§ **INSTRUCTION**:
Every line below that includes "name" counts toward the total. Report that total alone.

§ **PROVIDED ENTRIES**:
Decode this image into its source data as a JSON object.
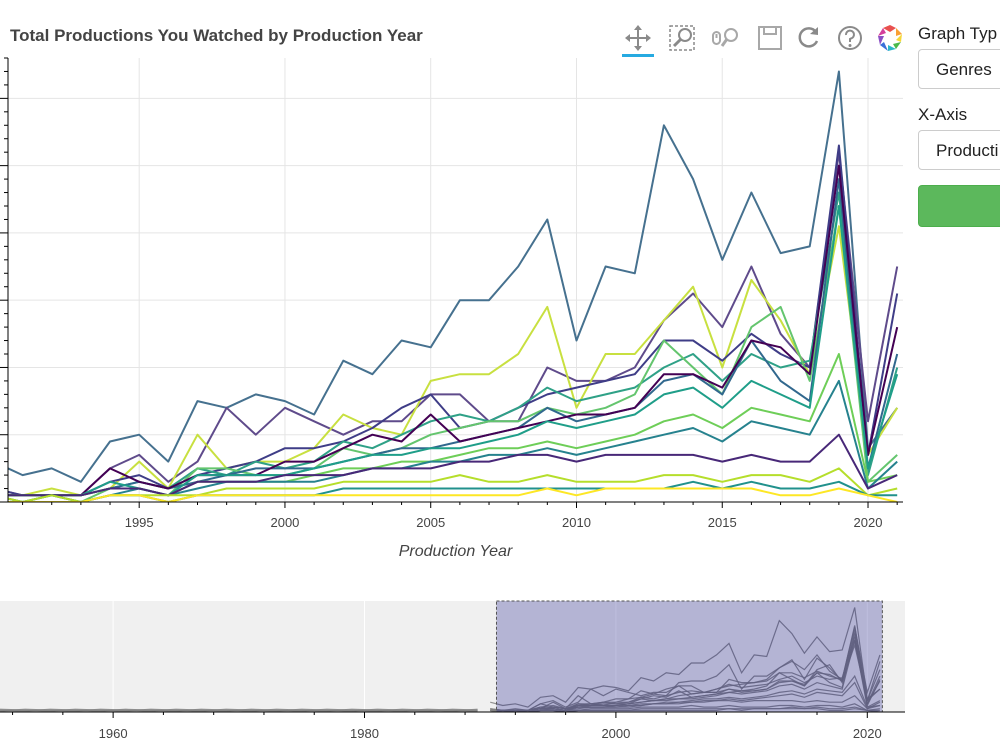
{
  "title": "Total Productions You Watched by Production Year",
  "toolbar": {
    "tools": [
      {
        "name": "pan-tool",
        "icon": "pan-icon",
        "active": true
      },
      {
        "name": "box-zoom-tool",
        "icon": "box-zoom-icon",
        "active": false
      },
      {
        "name": "wheel-zoom-tool",
        "icon": "wheel-zoom-icon",
        "active": false
      },
      {
        "name": "save-tool",
        "icon": "save-icon",
        "active": false
      },
      {
        "name": "reset-tool",
        "icon": "reset-icon",
        "active": false
      },
      {
        "name": "help-tool",
        "icon": "help-icon",
        "active": false
      },
      {
        "name": "bokeh-logo",
        "icon": "bokeh-logo-icon",
        "active": false
      }
    ],
    "active_color": "#26aae1"
  },
  "sidebar": {
    "graph_type_label": "Graph Typ",
    "graph_type_value": "Genres",
    "x_axis_label": "X-Axis",
    "x_axis_value": "Producti",
    "button_color": "#5cb85c"
  },
  "chart_data": [
    {
      "type": "line",
      "title": "Total Productions You Watched by Production Year",
      "xlabel": "Production Year",
      "ylabel": "",
      "xlim": [
        1990.5,
        2021.2
      ],
      "ylim": [
        0,
        33
      ],
      "xticks": [
        1995,
        2000,
        2005,
        2010,
        2015,
        2020
      ],
      "x": [
        1990,
        1991,
        1992,
        1993,
        1994,
        1995,
        1996,
        1997,
        1998,
        1999,
        2000,
        2001,
        2002,
        2003,
        2004,
        2005,
        2006,
        2007,
        2008,
        2009,
        2010,
        2011,
        2012,
        2013,
        2014,
        2015,
        2016,
        2017,
        2018,
        2019,
        2020,
        2021
      ],
      "grid": true,
      "series": [
        {
          "color": "#46718f",
          "values": [
            3,
            2,
            2.5,
            1.5,
            4.5,
            5,
            3,
            7.5,
            7,
            8,
            7.5,
            6.5,
            10.5,
            9.5,
            12,
            11.5,
            15,
            15,
            17.5,
            21,
            12,
            17.5,
            17,
            28,
            24,
            18,
            23,
            18.5,
            19,
            32,
            4,
            7
          ]
        },
        {
          "color": "#5f4b8b",
          "values": [
            1,
            0.5,
            0.5,
            0.5,
            2.5,
            3.5,
            1.5,
            3,
            7,
            5,
            7,
            6,
            5,
            6,
            6,
            8,
            8,
            6,
            6,
            10,
            9,
            9,
            10,
            13.5,
            15.5,
            13,
            17.5,
            12.5,
            10,
            26,
            6,
            17.5
          ]
        },
        {
          "color": "#c8e040",
          "values": [
            0.5,
            0.5,
            1,
            0.5,
            1,
            3,
            1,
            5,
            2.5,
            3,
            3,
            4,
            6.5,
            5.5,
            5,
            9,
            9.5,
            9.5,
            11,
            14.5,
            7,
            11,
            11,
            13.5,
            16,
            10,
            16.5,
            13.5,
            9.5,
            20.5,
            3.5,
            7
          ]
        },
        {
          "color": "#3f3d87",
          "values": [
            1,
            0.5,
            0.5,
            0.5,
            1.5,
            2,
            1,
            2,
            2.5,
            3,
            4,
            4,
            4.5,
            5.5,
            7,
            8,
            5.5,
            6,
            7,
            8,
            8.5,
            9,
            9.5,
            12,
            12,
            10.5,
            12.5,
            11,
            10,
            26.5,
            3.5,
            15.5
          ]
        },
        {
          "color": "#2fa187",
          "values": [
            0.5,
            0.5,
            0.5,
            0.5,
            1,
            1.5,
            1,
            2.5,
            2,
            3,
            2.5,
            3,
            4.5,
            4,
            5,
            6,
            6.5,
            6,
            7,
            8.5,
            7.5,
            8,
            8.5,
            10,
            11,
            9,
            11,
            10,
            10.5,
            23,
            2,
            10
          ]
        },
        {
          "color": "#64c56e",
          "values": [
            0.5,
            0,
            0.5,
            0,
            1,
            1,
            0.5,
            2.5,
            2.5,
            2,
            2,
            2.5,
            4,
            3.5,
            4,
            5,
            5.5,
            6,
            6,
            7,
            6.5,
            7,
            8,
            12,
            10,
            8,
            13,
            14.5,
            9,
            22,
            1.5,
            3.5
          ]
        },
        {
          "color": "#31688e",
          "values": [
            0.5,
            0.5,
            0.5,
            0.5,
            1,
            1.5,
            1,
            1.5,
            2,
            2.5,
            2.5,
            2.5,
            3,
            3.5,
            4,
            4,
            4.5,
            5,
            5.5,
            7,
            6,
            6.5,
            7,
            9,
            9.5,
            8,
            12,
            9,
            7.5,
            24,
            2.5,
            11
          ]
        },
        {
          "color": "#440154",
          "values": [
            0.5,
            0.5,
            0.5,
            0.5,
            2.5,
            1.5,
            1,
            2,
            2,
            2,
            3,
            3,
            4,
            5,
            4.5,
            6.5,
            4.5,
            5,
            5.5,
            6,
            6.5,
            6.5,
            7,
            9.5,
            9.5,
            8.5,
            12,
            11.5,
            9.5,
            25,
            3.5,
            13
          ]
        },
        {
          "color": "#1f9e89",
          "values": [
            0.5,
            0.5,
            0.5,
            0.5,
            1.5,
            1,
            0.5,
            2,
            2,
            2,
            2,
            2.5,
            3,
            3.5,
            3.5,
            4,
            4,
            4.5,
            5,
            6,
            5.5,
            6,
            6.5,
            8,
            8.5,
            7,
            9,
            8,
            7,
            22,
            2.5,
            9.5
          ]
        },
        {
          "color": "#6ece58",
          "values": [
            0.5,
            0.5,
            0.5,
            0.5,
            1,
            1,
            0.5,
            1.5,
            1.5,
            1.5,
            1.5,
            2,
            2.5,
            2.5,
            3,
            3,
            3.5,
            4,
            4,
            4.5,
            4,
            4.5,
            5,
            6,
            6.5,
            5.5,
            7,
            6.5,
            6,
            11,
            1.5,
            2
          ]
        },
        {
          "color": "#26828e",
          "values": [
            0.5,
            0,
            0.5,
            0,
            0.5,
            1,
            0.5,
            1,
            1.5,
            1.5,
            1.5,
            1.5,
            2,
            2.5,
            2.5,
            3,
            3,
            3.5,
            3.5,
            4,
            3.5,
            4,
            4.5,
            5,
            5.5,
            4.5,
            6,
            5.5,
            5,
            9,
            1,
            3
          ]
        },
        {
          "color": "#482878",
          "values": [
            0.5,
            0.5,
            0.5,
            0.5,
            1,
            1,
            0.5,
            1.5,
            1.5,
            1.5,
            2,
            2,
            2,
            2.5,
            2.5,
            2.5,
            3,
            3,
            3.5,
            3.5,
            3,
            3.5,
            3.5,
            3.5,
            3.5,
            3,
            3.5,
            3,
            3,
            5,
            1,
            2
          ]
        },
        {
          "color": "#b5de2b",
          "values": [
            0.5,
            0,
            0.5,
            0,
            0.5,
            0.5,
            0.5,
            0.5,
            1,
            1,
            1,
            1,
            1.5,
            1.5,
            1.5,
            1.5,
            2,
            1.5,
            1.5,
            2,
            1.5,
            1.5,
            1.5,
            2,
            2,
            1.5,
            2,
            2,
            1.5,
            2.5,
            0.5,
            1
          ]
        },
        {
          "color": "#21918c",
          "values": [
            0,
            0,
            0,
            0,
            0.5,
            0.5,
            0,
            0.5,
            0.5,
            0.5,
            0.5,
            0.5,
            1,
            1,
            1,
            1,
            1,
            1,
            1,
            1,
            1,
            1,
            1,
            1,
            1.5,
            1,
            1.5,
            1,
            1,
            1.5,
            0.5,
            0.5
          ]
        },
        {
          "color": "#fde725",
          "values": [
            0,
            0,
            0,
            0,
            0.5,
            0.5,
            0,
            0.5,
            0.5,
            0.5,
            0.5,
            0.5,
            0.5,
            0.5,
            0.5,
            0.5,
            0.5,
            0.5,
            0.5,
            1,
            0.5,
            1,
            1,
            1,
            1,
            1,
            1,
            0.5,
            0.5,
            1,
            0.5,
            0
          ]
        }
      ]
    },
    {
      "type": "line",
      "title": "",
      "xlabel": "",
      "ylabel": "",
      "xlim": [
        1951,
        2023
      ],
      "ylim": [
        0,
        34
      ],
      "xticks": [
        1960,
        1980,
        2000,
        2020
      ],
      "selection_range": [
        1990.5,
        2021.2
      ],
      "selection_color": "#000080",
      "series_color": "#808080",
      "grid": true,
      "background": "#f0f0f0"
    }
  ]
}
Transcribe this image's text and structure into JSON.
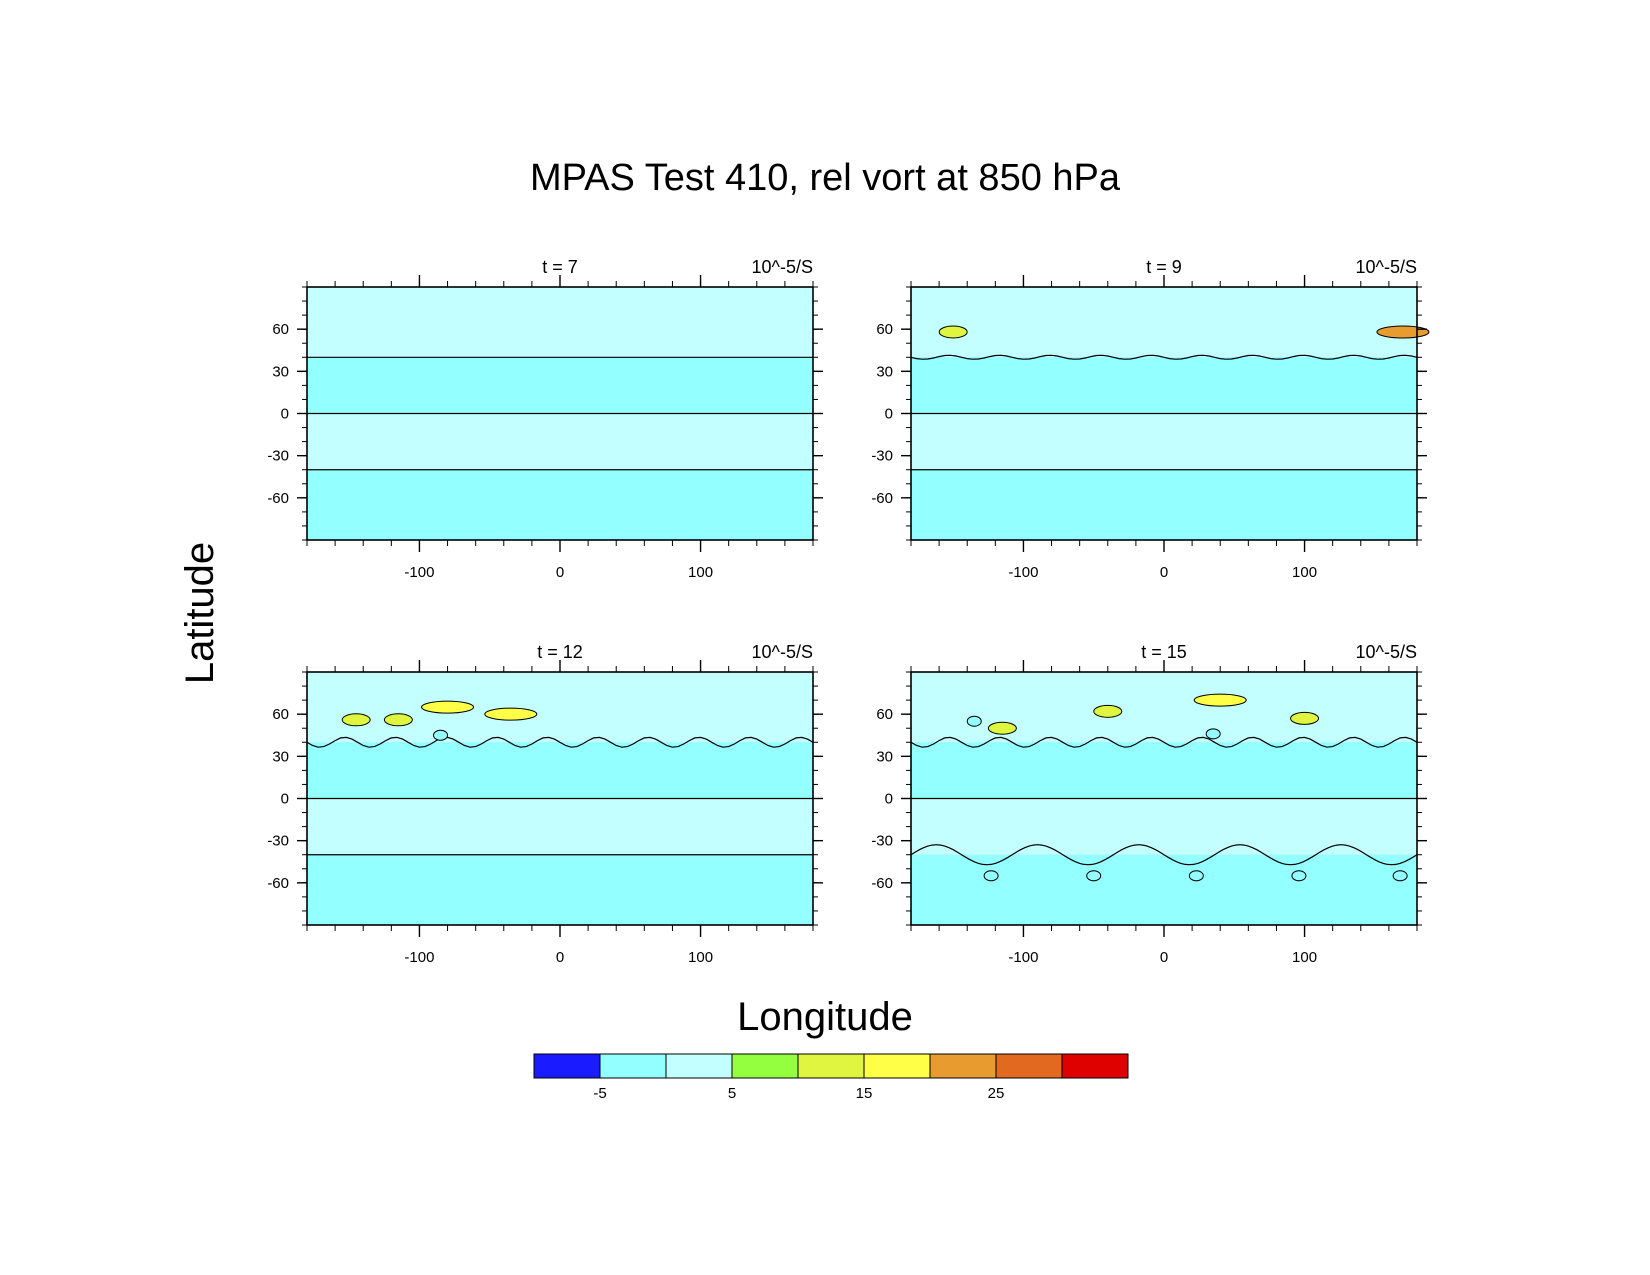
{
  "figure": {
    "title": "MPAS Test 410, rel vort at 850 hPa",
    "xlabel": "Longitude",
    "ylabel": "Latitude"
  },
  "colors": {
    "band_blue": "#1b1bff",
    "band_cyan": "#93ffff",
    "band_light_cyan": "#c3ffff",
    "band_green": "#93ff3f",
    "band_yellow_green": "#dff53f",
    "band_yellow": "#ffff47",
    "band_orange": "#e89b2f",
    "band_dark_orange": "#e26920",
    "band_red": "#df0000"
  },
  "chart_data": [
    {
      "type": "heatmap",
      "left_label": "t = 7",
      "units_label": "10^-5/S",
      "xlim": [
        -180,
        180
      ],
      "ylim": [
        -90,
        90
      ],
      "x_ticks": [
        -100,
        0,
        100
      ],
      "y_ticks": [
        60,
        30,
        0,
        -30,
        -60
      ],
      "y_tick_labels": [
        "60",
        "30",
        "0",
        "-30",
        "-60"
      ],
      "x_tick_labels": [
        "-100",
        "0",
        "100"
      ],
      "contours": [
        {
          "lat": 0
        },
        {
          "lat": -40
        },
        {
          "lat": 40,
          "note": "wavy contour near 40N with small waves east of 100E"
        }
      ],
      "features": []
    },
    {
      "type": "heatmap",
      "left_label": "t = 9",
      "units_label": "10^-5/S",
      "xlim": [
        -180,
        180
      ],
      "ylim": [
        -90,
        90
      ],
      "x_ticks": [
        -100,
        0,
        100
      ],
      "y_ticks": [
        60,
        30,
        0,
        -30,
        -60
      ],
      "y_tick_labels": [
        "60",
        "30",
        "0",
        "-30",
        "-60"
      ],
      "x_tick_labels": [
        "-100",
        "0",
        "100"
      ],
      "contours": [
        {
          "lat": 0
        },
        {
          "lat": -40
        },
        {
          "lat": 40
        }
      ],
      "features": [
        {
          "lon": -150,
          "lat": 58,
          "level": 10
        },
        {
          "lon": 170,
          "lat": 58,
          "level": 20
        }
      ]
    },
    {
      "type": "heatmap",
      "left_label": "t = 12",
      "units_label": "10^-5/S",
      "xlim": [
        -180,
        180
      ],
      "ylim": [
        -90,
        90
      ],
      "x_ticks": [
        -100,
        0,
        100
      ],
      "y_ticks": [
        60,
        30,
        0,
        -30,
        -60
      ],
      "y_tick_labels": [
        "60",
        "30",
        "0",
        "-30",
        "-60"
      ],
      "x_tick_labels": [
        "-100",
        "0",
        "100"
      ],
      "contours": [
        {
          "lat": 0
        },
        {
          "lat": -40
        },
        {
          "lat": 40
        }
      ],
      "features": [
        {
          "lon": -80,
          "lat": 65,
          "level": 15
        },
        {
          "lon": -35,
          "lat": 60,
          "level": 15
        },
        {
          "lon": -115,
          "lat": 56,
          "level": 10
        },
        {
          "lon": -145,
          "lat": 56,
          "level": 10
        },
        {
          "lon": -85,
          "lat": 45,
          "level": -5
        }
      ]
    },
    {
      "type": "heatmap",
      "left_label": "t = 15",
      "units_label": "10^-5/S",
      "xlim": [
        -180,
        180
      ],
      "ylim": [
        -90,
        90
      ],
      "x_ticks": [
        -100,
        0,
        100
      ],
      "y_ticks": [
        60,
        30,
        0,
        -30,
        -60
      ],
      "y_tick_labels": [
        "60",
        "30",
        "0",
        "-30",
        "-60"
      ],
      "x_tick_labels": [
        "-100",
        "0",
        "100"
      ],
      "contours": [
        {
          "lat": 0
        },
        {
          "lat": 40
        },
        {
          "lat": -40
        }
      ],
      "features": [
        {
          "lon": -40,
          "lat": 62,
          "level": 10
        },
        {
          "lon": 40,
          "lat": 70,
          "level": 15
        },
        {
          "lon": 100,
          "lat": 57,
          "level": 10
        },
        {
          "lon": -115,
          "lat": 50,
          "level": 10
        },
        {
          "lon": -135,
          "lat": 55,
          "level": -5
        },
        {
          "lon": 35,
          "lat": 46,
          "level": -5
        },
        {
          "lon": -123,
          "lat": -55,
          "level": -5
        },
        {
          "lon": -50,
          "lat": -55,
          "level": -5
        },
        {
          "lon": 23,
          "lat": -55,
          "level": -5
        },
        {
          "lon": 96,
          "lat": -55,
          "level": -5
        },
        {
          "lon": 168,
          "lat": -55,
          "level": -5
        }
      ]
    }
  ],
  "colorbar": {
    "levels": [
      -10,
      -5,
      0,
      5,
      10,
      15,
      20,
      25,
      30,
      35
    ],
    "tick_labels": [
      "-5",
      "5",
      "15",
      "25"
    ],
    "tick_values": [
      -5,
      5,
      15,
      25
    ],
    "band_colors": [
      "#1b1bff",
      "#93ffff",
      "#c3ffff",
      "#93ff3f",
      "#dff53f",
      "#ffff47",
      "#e89b2f",
      "#e26920",
      "#df0000"
    ]
  }
}
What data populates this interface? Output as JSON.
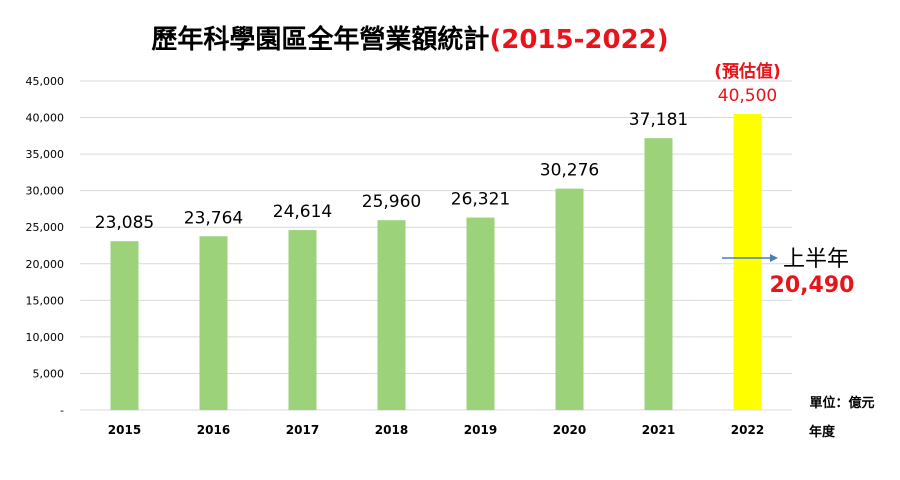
{
  "chart_data": {
    "type": "bar",
    "title_main": "歷年科學園區全年營業額統計",
    "title_suffix": "(2015-2022)",
    "categories": [
      "2015",
      "2016",
      "2017",
      "2018",
      "2019",
      "2020",
      "2021",
      "2022"
    ],
    "values": [
      23085,
      23764,
      24614,
      25960,
      26321,
      30276,
      37181,
      40500
    ],
    "value_labels": [
      "23,085",
      "23,764",
      "24,614",
      "25,960",
      "26,321",
      "30,276",
      "37,181",
      "40,500"
    ],
    "estimate_index": 7,
    "estimate_note": "(預估值)",
    "ylim": [
      0,
      45000
    ],
    "yticks": [
      0,
      5000,
      10000,
      15000,
      20000,
      25000,
      30000,
      35000,
      40000,
      45000
    ],
    "ytick_labels": [
      "-",
      "5,000",
      "10,000",
      "15,000",
      "20,000",
      "25,000",
      "30,000",
      "35,000",
      "40,000",
      "45,000"
    ],
    "unit_label": "單位：億元",
    "xlabel": "年度",
    "annotation": {
      "label": "上半年",
      "value_label": "20,490",
      "value": 20490
    },
    "grid": true,
    "colors": {
      "bar": "#9BD27A",
      "bar_estimate": "#FFFF00",
      "highlight": "#E8141B",
      "grid": "#D9D9D9",
      "arrow": "#4A7EBB",
      "text": "#000000"
    }
  }
}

§ **RESULT OF THE TASK**:
7